Dataset rows about figures:

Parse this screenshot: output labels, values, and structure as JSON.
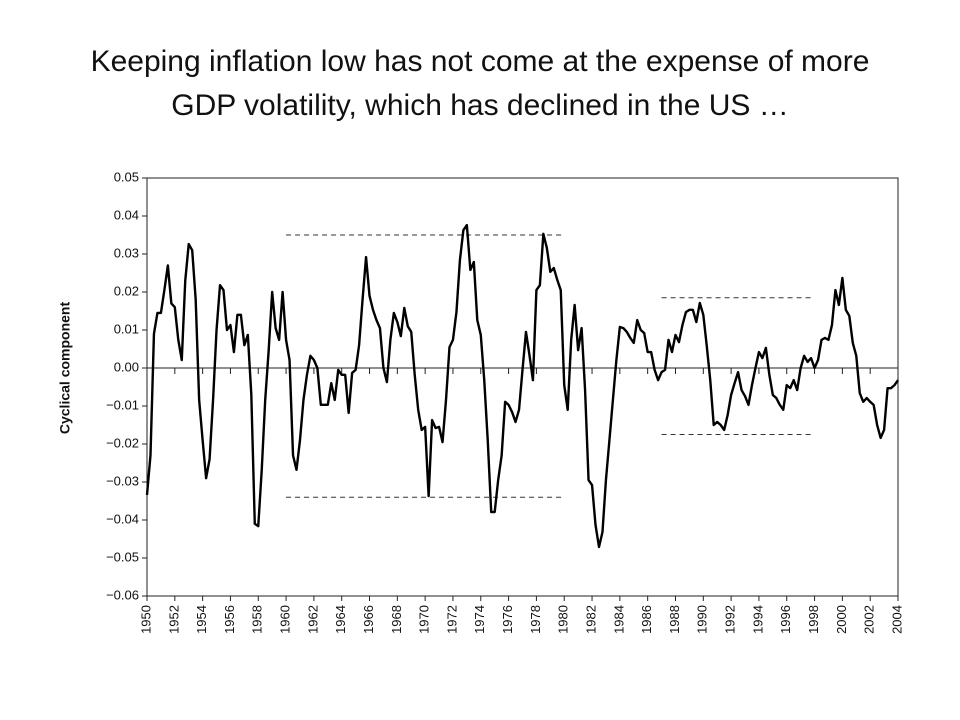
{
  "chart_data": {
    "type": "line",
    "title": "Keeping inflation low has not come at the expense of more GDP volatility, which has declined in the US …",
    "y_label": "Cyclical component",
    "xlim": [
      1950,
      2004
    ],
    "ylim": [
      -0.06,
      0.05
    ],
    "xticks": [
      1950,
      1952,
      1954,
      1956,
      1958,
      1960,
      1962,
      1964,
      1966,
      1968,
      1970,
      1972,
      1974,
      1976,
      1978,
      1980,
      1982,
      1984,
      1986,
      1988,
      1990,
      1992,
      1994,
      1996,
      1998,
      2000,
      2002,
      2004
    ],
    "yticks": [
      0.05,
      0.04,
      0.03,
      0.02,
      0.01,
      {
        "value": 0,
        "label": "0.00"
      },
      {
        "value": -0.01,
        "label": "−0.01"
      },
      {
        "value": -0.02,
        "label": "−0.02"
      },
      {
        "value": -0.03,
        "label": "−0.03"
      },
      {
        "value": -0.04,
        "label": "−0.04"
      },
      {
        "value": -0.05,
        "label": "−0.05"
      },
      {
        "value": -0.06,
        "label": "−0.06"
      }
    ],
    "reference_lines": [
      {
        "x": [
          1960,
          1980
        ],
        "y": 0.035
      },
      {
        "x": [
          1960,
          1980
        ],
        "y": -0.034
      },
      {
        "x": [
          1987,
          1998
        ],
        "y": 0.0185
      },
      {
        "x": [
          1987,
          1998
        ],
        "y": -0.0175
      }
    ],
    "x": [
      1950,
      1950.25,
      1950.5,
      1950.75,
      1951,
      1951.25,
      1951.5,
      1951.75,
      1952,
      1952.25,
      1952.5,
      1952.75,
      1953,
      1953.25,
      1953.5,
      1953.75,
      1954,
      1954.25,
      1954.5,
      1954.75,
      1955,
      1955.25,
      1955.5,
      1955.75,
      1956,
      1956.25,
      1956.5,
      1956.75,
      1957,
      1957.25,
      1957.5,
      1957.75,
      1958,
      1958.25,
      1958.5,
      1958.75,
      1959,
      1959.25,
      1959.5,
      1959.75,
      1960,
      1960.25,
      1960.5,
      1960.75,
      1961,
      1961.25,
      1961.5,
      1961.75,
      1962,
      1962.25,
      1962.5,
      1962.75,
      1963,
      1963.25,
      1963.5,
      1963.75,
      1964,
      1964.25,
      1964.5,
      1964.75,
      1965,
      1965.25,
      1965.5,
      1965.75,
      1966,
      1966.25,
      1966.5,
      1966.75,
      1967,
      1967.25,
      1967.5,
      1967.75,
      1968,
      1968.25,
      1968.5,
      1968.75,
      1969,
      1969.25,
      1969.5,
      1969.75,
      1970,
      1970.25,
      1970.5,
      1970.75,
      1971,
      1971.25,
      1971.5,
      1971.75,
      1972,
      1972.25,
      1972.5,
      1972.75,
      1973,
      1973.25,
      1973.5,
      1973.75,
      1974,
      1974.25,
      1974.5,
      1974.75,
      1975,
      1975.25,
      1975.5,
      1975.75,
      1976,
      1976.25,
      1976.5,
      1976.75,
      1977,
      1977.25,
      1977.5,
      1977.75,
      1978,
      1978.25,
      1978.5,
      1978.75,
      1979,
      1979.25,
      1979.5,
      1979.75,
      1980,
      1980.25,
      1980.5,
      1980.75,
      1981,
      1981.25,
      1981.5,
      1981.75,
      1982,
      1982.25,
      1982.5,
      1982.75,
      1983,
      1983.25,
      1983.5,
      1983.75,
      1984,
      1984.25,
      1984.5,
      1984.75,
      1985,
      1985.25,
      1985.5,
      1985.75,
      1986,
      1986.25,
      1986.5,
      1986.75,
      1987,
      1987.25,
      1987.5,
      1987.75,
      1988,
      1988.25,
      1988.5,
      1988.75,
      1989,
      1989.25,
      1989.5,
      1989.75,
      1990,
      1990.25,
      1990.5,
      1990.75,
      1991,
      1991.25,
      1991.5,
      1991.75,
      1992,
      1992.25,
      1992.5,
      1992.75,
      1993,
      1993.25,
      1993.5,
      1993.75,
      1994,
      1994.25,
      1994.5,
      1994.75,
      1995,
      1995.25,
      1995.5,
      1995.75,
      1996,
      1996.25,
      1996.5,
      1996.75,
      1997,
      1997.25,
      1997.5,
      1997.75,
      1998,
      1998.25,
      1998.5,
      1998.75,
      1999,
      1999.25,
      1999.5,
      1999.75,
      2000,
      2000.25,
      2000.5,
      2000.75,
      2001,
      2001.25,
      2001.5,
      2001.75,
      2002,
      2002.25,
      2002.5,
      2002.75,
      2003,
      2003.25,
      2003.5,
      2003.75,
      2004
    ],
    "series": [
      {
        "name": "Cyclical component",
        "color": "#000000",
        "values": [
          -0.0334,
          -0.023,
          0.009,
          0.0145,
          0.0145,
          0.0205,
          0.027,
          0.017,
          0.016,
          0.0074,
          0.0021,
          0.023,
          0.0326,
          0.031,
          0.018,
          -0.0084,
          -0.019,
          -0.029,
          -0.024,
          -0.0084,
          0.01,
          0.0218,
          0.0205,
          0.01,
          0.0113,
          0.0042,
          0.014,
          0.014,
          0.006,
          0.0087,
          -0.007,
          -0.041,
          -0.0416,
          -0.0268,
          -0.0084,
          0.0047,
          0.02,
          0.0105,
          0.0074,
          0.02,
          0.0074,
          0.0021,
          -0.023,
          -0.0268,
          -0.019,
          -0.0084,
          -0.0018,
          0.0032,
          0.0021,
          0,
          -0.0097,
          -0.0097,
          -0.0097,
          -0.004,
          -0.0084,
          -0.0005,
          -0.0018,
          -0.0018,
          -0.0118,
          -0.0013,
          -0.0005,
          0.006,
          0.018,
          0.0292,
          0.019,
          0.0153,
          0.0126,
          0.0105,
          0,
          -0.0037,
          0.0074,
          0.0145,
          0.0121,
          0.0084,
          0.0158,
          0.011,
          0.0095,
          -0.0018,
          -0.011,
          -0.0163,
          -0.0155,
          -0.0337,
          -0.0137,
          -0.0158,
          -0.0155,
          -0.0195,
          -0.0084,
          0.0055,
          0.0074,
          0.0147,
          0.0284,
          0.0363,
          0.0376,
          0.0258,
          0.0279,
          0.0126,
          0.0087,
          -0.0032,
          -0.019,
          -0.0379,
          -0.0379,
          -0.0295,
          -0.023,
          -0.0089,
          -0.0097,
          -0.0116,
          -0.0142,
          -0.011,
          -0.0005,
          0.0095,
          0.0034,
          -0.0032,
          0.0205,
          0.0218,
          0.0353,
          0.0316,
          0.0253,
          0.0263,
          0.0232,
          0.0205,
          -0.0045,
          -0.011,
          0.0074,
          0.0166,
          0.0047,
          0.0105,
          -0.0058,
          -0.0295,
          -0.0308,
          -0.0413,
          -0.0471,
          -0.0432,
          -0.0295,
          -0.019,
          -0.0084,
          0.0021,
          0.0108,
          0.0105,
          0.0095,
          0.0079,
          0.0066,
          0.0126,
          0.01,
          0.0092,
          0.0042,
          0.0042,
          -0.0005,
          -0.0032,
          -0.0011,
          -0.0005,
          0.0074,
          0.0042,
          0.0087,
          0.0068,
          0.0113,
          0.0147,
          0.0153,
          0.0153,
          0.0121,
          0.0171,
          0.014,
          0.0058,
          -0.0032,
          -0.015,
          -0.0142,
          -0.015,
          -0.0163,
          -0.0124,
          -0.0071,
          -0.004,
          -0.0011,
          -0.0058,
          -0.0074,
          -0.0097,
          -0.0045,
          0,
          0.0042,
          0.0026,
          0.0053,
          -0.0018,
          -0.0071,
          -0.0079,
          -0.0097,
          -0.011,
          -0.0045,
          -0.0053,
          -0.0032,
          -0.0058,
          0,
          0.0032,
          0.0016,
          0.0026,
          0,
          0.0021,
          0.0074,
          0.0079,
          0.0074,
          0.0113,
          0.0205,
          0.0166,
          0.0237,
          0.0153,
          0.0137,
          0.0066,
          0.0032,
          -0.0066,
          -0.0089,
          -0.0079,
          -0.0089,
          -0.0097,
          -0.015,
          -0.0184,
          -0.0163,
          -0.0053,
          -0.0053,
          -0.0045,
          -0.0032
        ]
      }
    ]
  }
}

● **Direction**: Look through the material above and pick out each line holding the word "component".

● **Response below**:
    "y_label": "Cyclical component",
        "name": "Cyclical component",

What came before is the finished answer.